**What to work on**:
Copy the data that follows, character for character, minus the pictures.

begin

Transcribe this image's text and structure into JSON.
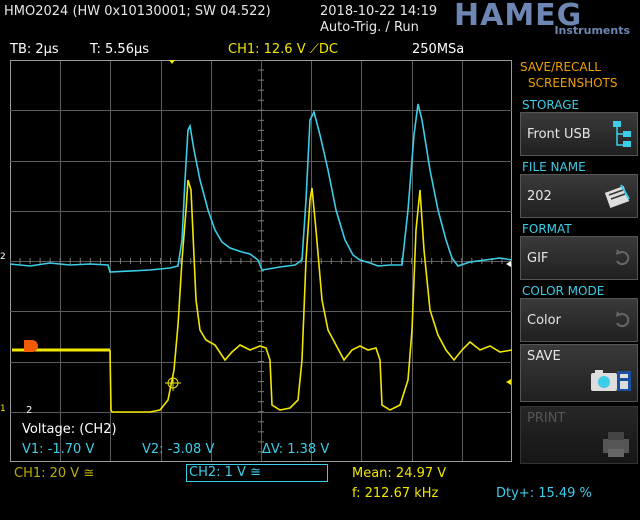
{
  "header": {
    "title": "HMO2024 (HW 0x10130001; SW 04.522)",
    "datetime": "2018-10-22 14:19",
    "trigger_mode": "Auto-Trig. / Run",
    "logo": "HAMEG",
    "logo_sub": "Instruments"
  },
  "info_bar": {
    "timebase": "TB: 2µs",
    "trigger_time": "T: 5.56µs",
    "ch1_trigger": "CH1: 12.6 V ⟋DC",
    "sample_rate": "250MSa"
  },
  "cursor": {
    "label": "Voltage: (CH2)",
    "v1": "V1: -1.70 V",
    "v2": "V2: -3.08 V",
    "dv": "ΔV: 1.38 V"
  },
  "markers": {
    "ch2": "2",
    "ch1": "1"
  },
  "panel": {
    "title_line1": "SAVE/RECALL",
    "title_line2": "SCREENSHOTS",
    "storage_header": "STORAGE",
    "storage_value": "Front USB",
    "file_name_header": "FILE NAME",
    "file_name_value": "202",
    "format_header": "FORMAT",
    "format_value": "GIF",
    "color_mode_header": "COLOR MODE",
    "color_mode_value": "Color",
    "save_label": "SAVE",
    "print_label": "PRINT"
  },
  "status": {
    "ch1_scale": "CH1: 20 V ≅",
    "ch2_scale": "CH2: 1 V ≅",
    "mean": "Mean: 24.97 V",
    "frequency": "f: 212.67 kHz",
    "duty": "Dty+: 15.49 %"
  },
  "colors": {
    "ch1": "#f2e600",
    "ch2": "#3ccde8",
    "menu_header": "#f0a000",
    "logo": "#6d86b3"
  }
}
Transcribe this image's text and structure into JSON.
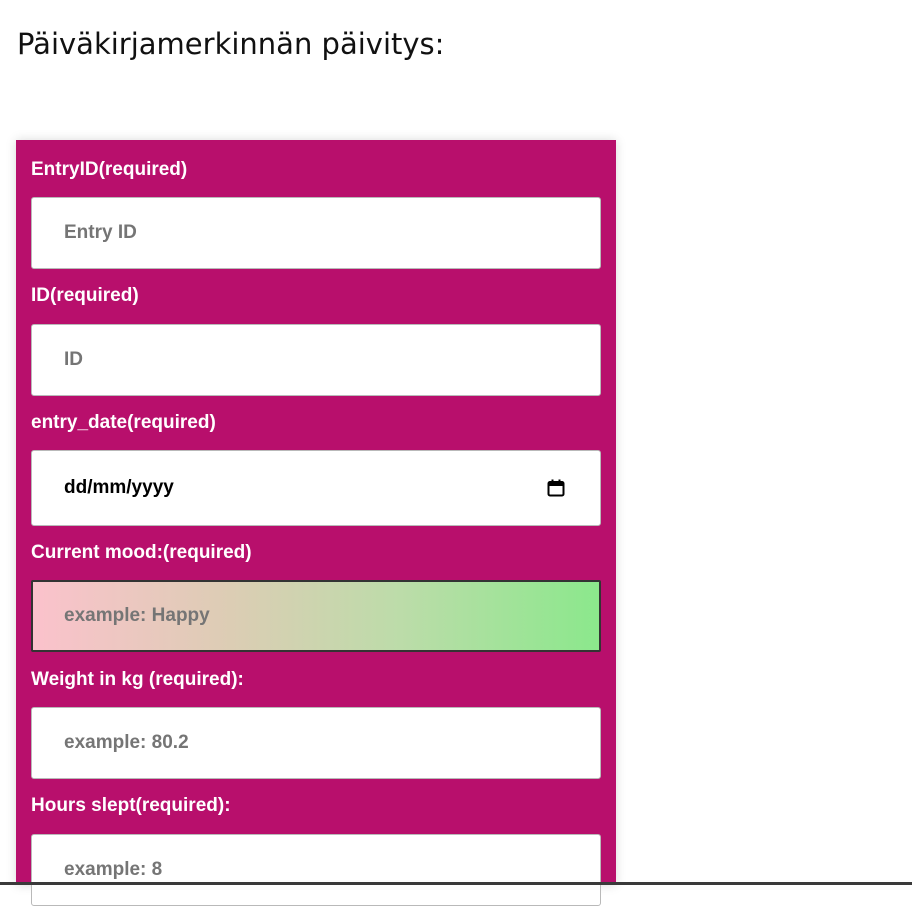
{
  "page": {
    "title": "Päiväkirjamerkinnän päivitys:"
  },
  "form": {
    "fields": [
      {
        "label": "EntryID(required)",
        "placeholder": "Entry ID"
      },
      {
        "label": "ID(required)",
        "placeholder": "ID"
      },
      {
        "label": "entry_date(required)",
        "value": "dd/mm/yyyy"
      },
      {
        "label": "Current mood:(required)",
        "placeholder": "example: Happy"
      },
      {
        "label": "Weight in kg (required):",
        "placeholder": "example: 80.2"
      },
      {
        "label": "Hours slept(required):",
        "placeholder": "example: 8"
      }
    ],
    "icons": {
      "date_picker": "calendar-icon"
    },
    "colors": {
      "panel_background": "#b80f6c",
      "mood_gradient_start": "#fbc2cc",
      "mood_gradient_end": "#8be88c"
    }
  }
}
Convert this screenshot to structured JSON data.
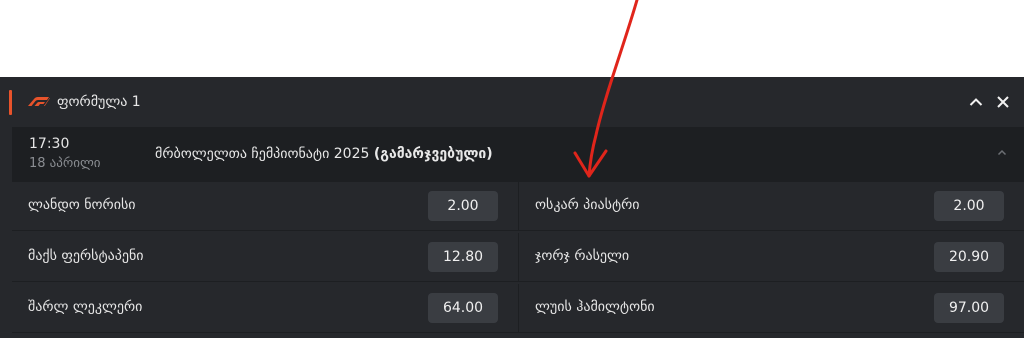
{
  "section": {
    "title": "ფორმულა 1",
    "logo_icon": "f1-logo-icon",
    "accent_color": "#e8532b",
    "collapse_icon": "chevron-up-icon",
    "close_icon": "close-icon"
  },
  "event": {
    "time": "17:30",
    "date": "18 აპრილი",
    "title": "მრბოლელთა ჩემპიონატი 2025",
    "title_suffix": "(გამარჯვებული)",
    "toggle_icon": "chevron-up-icon"
  },
  "odds": [
    {
      "name": "ლანდო ნორისი",
      "value": "2.00"
    },
    {
      "name": "ოსკარ პიასტრი",
      "value": "2.00"
    },
    {
      "name": "მაქს ფერსტაპენი",
      "value": "12.80"
    },
    {
      "name": "ჯორჯ რასელი",
      "value": "20.90"
    },
    {
      "name": "შარლ ლეკლერი",
      "value": "64.00"
    },
    {
      "name": "ლუის ჰამილტონი",
      "value": "97.00"
    }
  ],
  "annotation": {
    "arrow_color": "#e0251b"
  }
}
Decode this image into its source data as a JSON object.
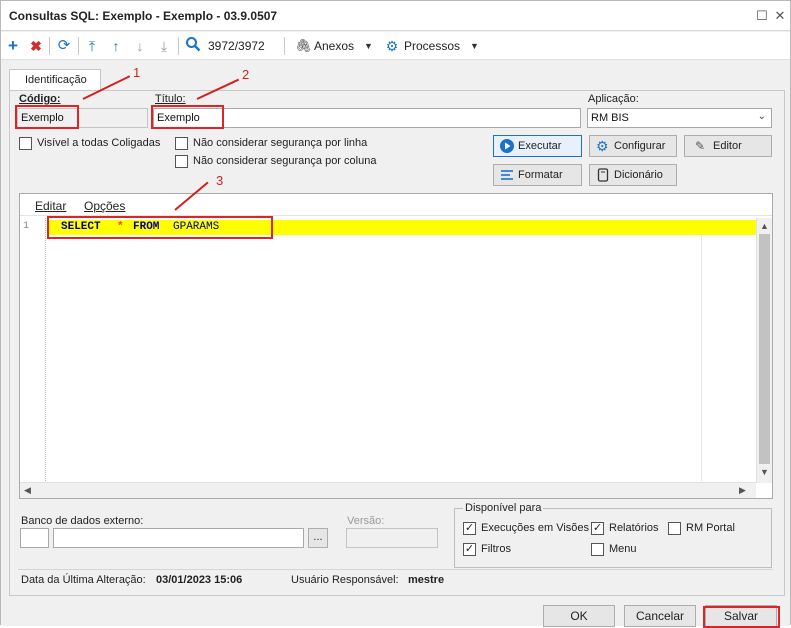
{
  "window": {
    "title": "Consultas SQL: Exemplo - Exemplo - 03.9.0507"
  },
  "toolbar": {
    "counter": "3972/3972",
    "anexos": "Anexos",
    "processos": "Processos"
  },
  "tabs": [
    {
      "label": "Identificação"
    }
  ],
  "form": {
    "codigo_label": "Código:",
    "codigo_value": "Exemplo",
    "titulo_label": "Título:",
    "titulo_value": "Exemplo",
    "aplicacao_label": "Aplicação:",
    "aplicacao_value": "RM BIS",
    "visivel_label": "Visível a todas Coligadas",
    "seg_linha_label": "Não considerar segurança por linha",
    "seg_coluna_label": "Não considerar segurança por coluna"
  },
  "actions": {
    "executar": "Executar",
    "configurar": "Configurar",
    "editor": "Editor",
    "formatar": "Formatar",
    "dicionario": "Dicionário"
  },
  "editor": {
    "menu": [
      "Editar",
      "Opções"
    ],
    "line_number": "1",
    "sql_keyword1": "SELECT",
    "sql_star": "*",
    "sql_keyword2": "FROM",
    "sql_table": "GPARAMS"
  },
  "bottom": {
    "banco_label": "Banco de dados externo:",
    "browse": "...",
    "versao_label": "Versão:",
    "disponivel_title": "Disponível para",
    "exec_visoes": "Execuções em Visões",
    "relatorios": "Relatórios",
    "rm_portal": "RM Portal",
    "filtros": "Filtros",
    "menu": "Menu",
    "data_label": "Data da Última Alteração:",
    "data_value": "03/01/2023 15:06",
    "usuario_label": "Usuário Responsável:",
    "usuario_value": "mestre"
  },
  "footer": {
    "ok": "OK",
    "cancelar": "Cancelar",
    "salvar": "Salvar"
  },
  "annotations": {
    "n1": "1",
    "n2": "2",
    "n3": "3"
  },
  "colors": {
    "accent": "#1a73c8",
    "highlight": "#ffff00",
    "annotation": "#d31f1f",
    "keyword": "#00008b"
  }
}
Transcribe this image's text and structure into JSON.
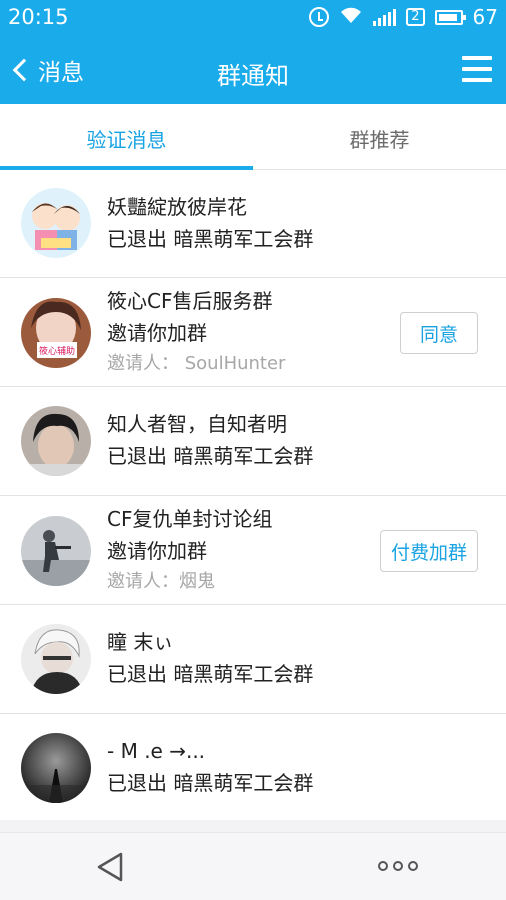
{
  "status_bar": {
    "time": "20:15",
    "sim_slot": "2",
    "battery": "67"
  },
  "nav": {
    "back_label": "消息",
    "title": "群通知"
  },
  "tabs": [
    {
      "label": "验证消息",
      "active": true
    },
    {
      "label": "群推荐",
      "active": false
    }
  ],
  "notifications": [
    {
      "name": "妖豔綻放彼岸花",
      "message": "已退出 暗黑萌军工会群"
    },
    {
      "name": "筱心CF售后服务群",
      "message": "邀请你加群",
      "inviter": "邀请人：  SoulHunter",
      "action": "同意",
      "avatar_text": "筱心辅助"
    },
    {
      "name": "知人者智，自知者明",
      "message": "已退出 暗黑萌军工会群"
    },
    {
      "name": "CF复仇单封讨论组",
      "message": "邀请你加群",
      "inviter": "邀请人：烟鬼",
      "action": "付费加群"
    },
    {
      "name": "瞳 末ぃ",
      "message": "已退出 暗黑萌军工会群"
    },
    {
      "name": "-  M .e →...",
      "message": "已退出 暗黑萌军工会群"
    }
  ],
  "colors": {
    "accent": "#1aabeb",
    "divider": "#e3e3e3"
  },
  "bottom_bar": {
    "back_icon": "back-triangle-icon",
    "more_icon": "more-dots-icon"
  }
}
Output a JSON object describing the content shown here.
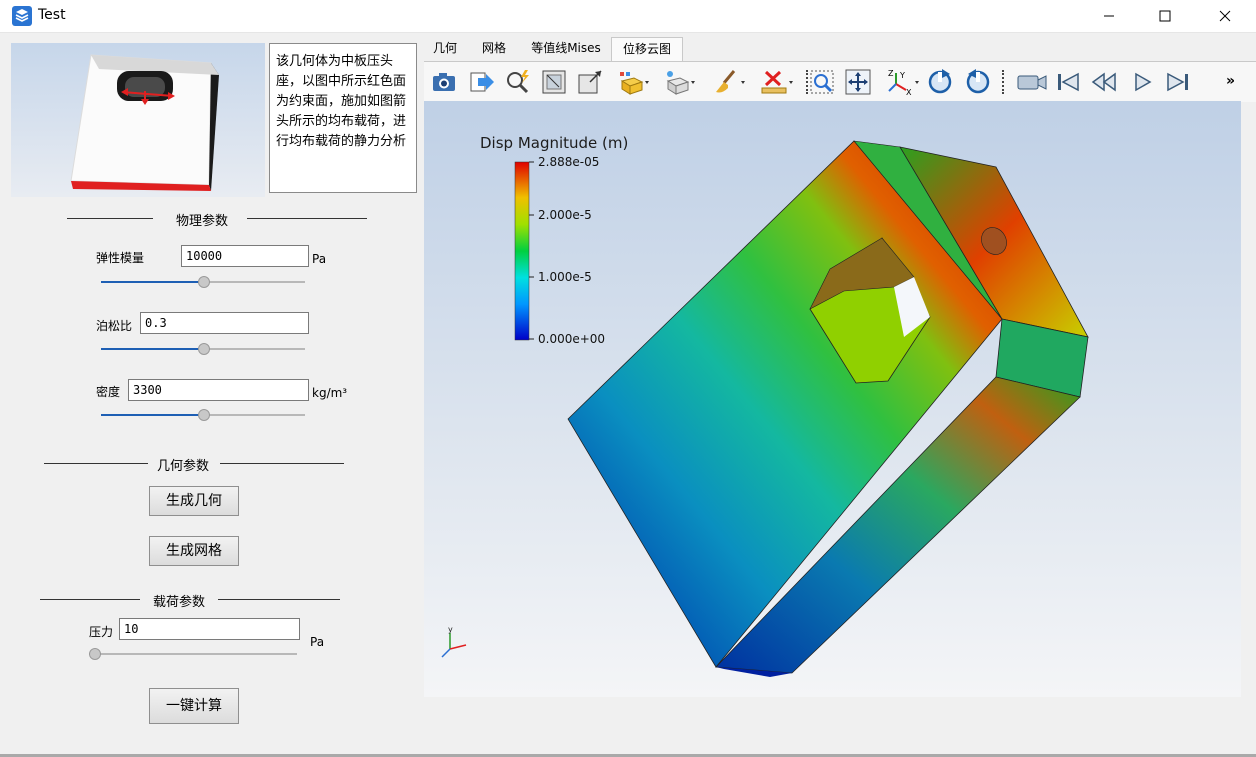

end

**Exercise output**:
Transcribe this image's text and structure into JSON.
{
  "header": {
    "title": "HMO2024 (HW 0x10130001; SW 04.522)",
    "datetime": "2018-10-22 14:19",
    "trigger_mode": "Auto-Trig. / Run",
    "logo": "HAMEG",
    "logo_sub": "Instruments"
  },
  "info_bar": {
    "timebase": "TB: 2µs",
    "trigger_time": "T: 5.56µs",
    "ch1_trigger": "CH1: 12.6 V ⟋DC",
    "sample_rate": "250MSa"
  },
  "cursor": {
    "label": "Voltage: (CH2)",
    "v1": "V1: -1.70 V",
    "v2": "V2: -3.08 V",
    "dv": "ΔV: 1.38 V"
  },
  "markers": {
    "ch2": "2",
    "ch1": "1"
  },
  "panel": {
    "title_line1": "SAVE/RECALL",
    "title_line2": "SCREENSHOTS",
    "storage_header": "STORAGE",
    "storage_value": "Front USB",
    "file_name_header": "FILE NAME",
    "file_name_value": "202",
    "format_header": "FORMAT",
    "format_value": "GIF",
    "color_mode_header": "COLOR MODE",
    "color_mode_value": "Color",
    "save_label": "SAVE",
    "print_label": "PRINT"
  },
  "status": {
    "ch1_scale": "CH1: 20 V ≅",
    "ch2_scale": "CH2: 1 V ≅",
    "mean": "Mean: 24.97 V",
    "frequency": "f: 212.67 kHz",
    "duty": "Dty+: 15.49 %"
  },
  "colors": {
    "ch1": "#f2e600",
    "ch2": "#3ccde8",
    "menu_header": "#f0a000",
    "logo": "#6d86b3"
  }
}
Transcribe this image's text and structure into JSON.
{
  "page": {
    "title": "Päiväkirjamerkinnän päivitys:"
  },
  "form": {
    "fields": [
      {
        "label": "EntryID(required)",
        "placeholder": "Entry ID"
      },
      {
        "label": "ID(required)",
        "placeholder": "ID"
      },
      {
        "label": "entry_date(required)",
        "value": "dd/mm/yyyy"
      },
      {
        "label": "Current mood:(required)",
        "placeholder": "example: Happy"
      },
      {
        "label": "Weight in kg (required):",
        "placeholder": "example: 80.2"
      },
      {
        "label": "Hours slept(required):",
        "placeholder": "example: 8"
      }
    ],
    "icons": {
      "date_picker": "calendar-icon"
    },
    "colors": {
      "panel_background": "#b80f6c",
      "mood_gradient_start": "#fbc2cc",
      "mood_gradient_end": "#8be88c"
    }
  }
}
Convert this screenshot to structured JSON data.
{
  "section": {
    "title": "ფორმულა 1",
    "logo_icon": "f1-logo-icon",
    "accent_color": "#e8532b",
    "collapse_icon": "chevron-up-icon",
    "close_icon": "close-icon"
  },
  "event": {
    "time": "17:30",
    "date": "18 აპრილი",
    "title": "მრბოლელთა ჩემპიონატი 2025",
    "title_suffix": "(გამარჯვებული)",
    "toggle_icon": "chevron-up-icon"
  },
  "odds": [
    {
      "name": "ლანდო ნორისი",
      "value": "2.00"
    },
    {
      "name": "ოსკარ პიასტრი",
      "value": "2.00"
    },
    {
      "name": "მაქს ფერსტაპენი",
      "value": "12.80"
    },
    {
      "name": "ჯორჯ რასელი",
      "value": "20.90"
    },
    {
      "name": "შარლ ლეკლერი",
      "value": "64.00"
    },
    {
      "name": "ლუის ჰამილტონი",
      "value": "97.00"
    }
  ],
  "annotation": {
    "arrow_color": "#e0251b"
  }
}
Decode this image into its source data as a JSON object.
{
  "window": {
    "title": "Consultas SQL: Exemplo - Exemplo - 03.9.0507"
  },
  "toolbar": {
    "counter": "3972/3972",
    "anexos": "Anexos",
    "processos": "Processos"
  },
  "tabs": [
    {
      "label": "Identificação"
    }
  ],
  "form": {
    "codigo_label": "Código:",
    "codigo_value": "Exemplo",
    "titulo_label": "Título:",
    "titulo_value": "Exemplo",
    "aplicacao_label": "Aplicação:",
    "aplicacao_value": "RM BIS",
    "visivel_label": "Visível a todas Coligadas",
    "seg_linha_label": "Não considerar segurança por linha",
    "seg_coluna_label": "Não considerar segurança por coluna"
  },
  "actions": {
    "executar": "Executar",
    "configurar": "Configurar",
    "editor": "Editor",
    "formatar": "Formatar",
    "dicionario": "Dicionário"
  },
  "editor": {
    "menu": [
      "Editar",
      "Opções"
    ],
    "line_number": "1",
    "sql_keyword1": "SELECT",
    "sql_star": "*",
    "sql_keyword2": "FROM",
    "sql_table": "GPARAMS"
  },
  "bottom": {
    "banco_label": "Banco de dados externo:",
    "browse": "...",
    "versao_label": "Versão:",
    "disponivel_title": "Disponível para",
    "exec_visoes": "Execuções em Visões",
    "relatorios": "Relatórios",
    "rm_portal": "RM Portal",
    "filtros": "Filtros",
    "menu": "Menu",
    "data_label": "Data da Última Alteração:",
    "data_value": "03/01/2023 15:06",
    "usuario_label": "Usuário Responsável:",
    "usuario_value": "mestre"
  },
  "footer": {
    "ok": "OK",
    "cancelar": "Cancelar",
    "salvar": "Salvar"
  },
  "annotations": {
    "n1": "1",
    "n2": "2",
    "n3": "3"
  },
  "colors": {
    "accent": "#1a73c8",
    "highlight": "#ffff00",
    "annotation": "#d31f1f",
    "keyword": "#00008b"
  }
}
Transcribe this image's text and structure into JSON.
{
  "status_bar": {
    "time": "20:15",
    "sim_slot": "2",
    "battery": "67"
  },
  "nav": {
    "back_label": "消息",
    "title": "群通知"
  },
  "tabs": [
    {
      "label": "验证消息",
      "active": true
    },
    {
      "label": "群推荐",
      "active": false
    }
  ],
  "notifications": [
    {
      "name": "妖豔綻放彼岸花",
      "message": "已退出 暗黑萌军工会群"
    },
    {
      "name": "筱心CF售后服务群",
      "message": "邀请你加群",
      "inviter": "邀请人：  SoulHunter",
      "action": "同意",
      "avatar_text": "筱心辅助"
    },
    {
      "name": "知人者智，自知者明",
      "message": "已退出 暗黑萌军工会群"
    },
    {
      "name": "CF复仇单封讨论组",
      "message": "邀请你加群",
      "inviter": "邀请人：烟鬼",
      "action": "付费加群"
    },
    {
      "name": "瞳 末ぃ",
      "message": "已退出 暗黑萌军工会群"
    },
    {
      "name": "-  M .e →...",
      "message": "已退出 暗黑萌军工会群"
    }
  ],
  "colors": {
    "accent": "#1aabeb",
    "divider": "#e3e3e3"
  },
  "bottom_bar": {
    "back_icon": "back-triangle-icon",
    "more_icon": "more-dots-icon"
  }
}
Output a JSON object describing the content shown here.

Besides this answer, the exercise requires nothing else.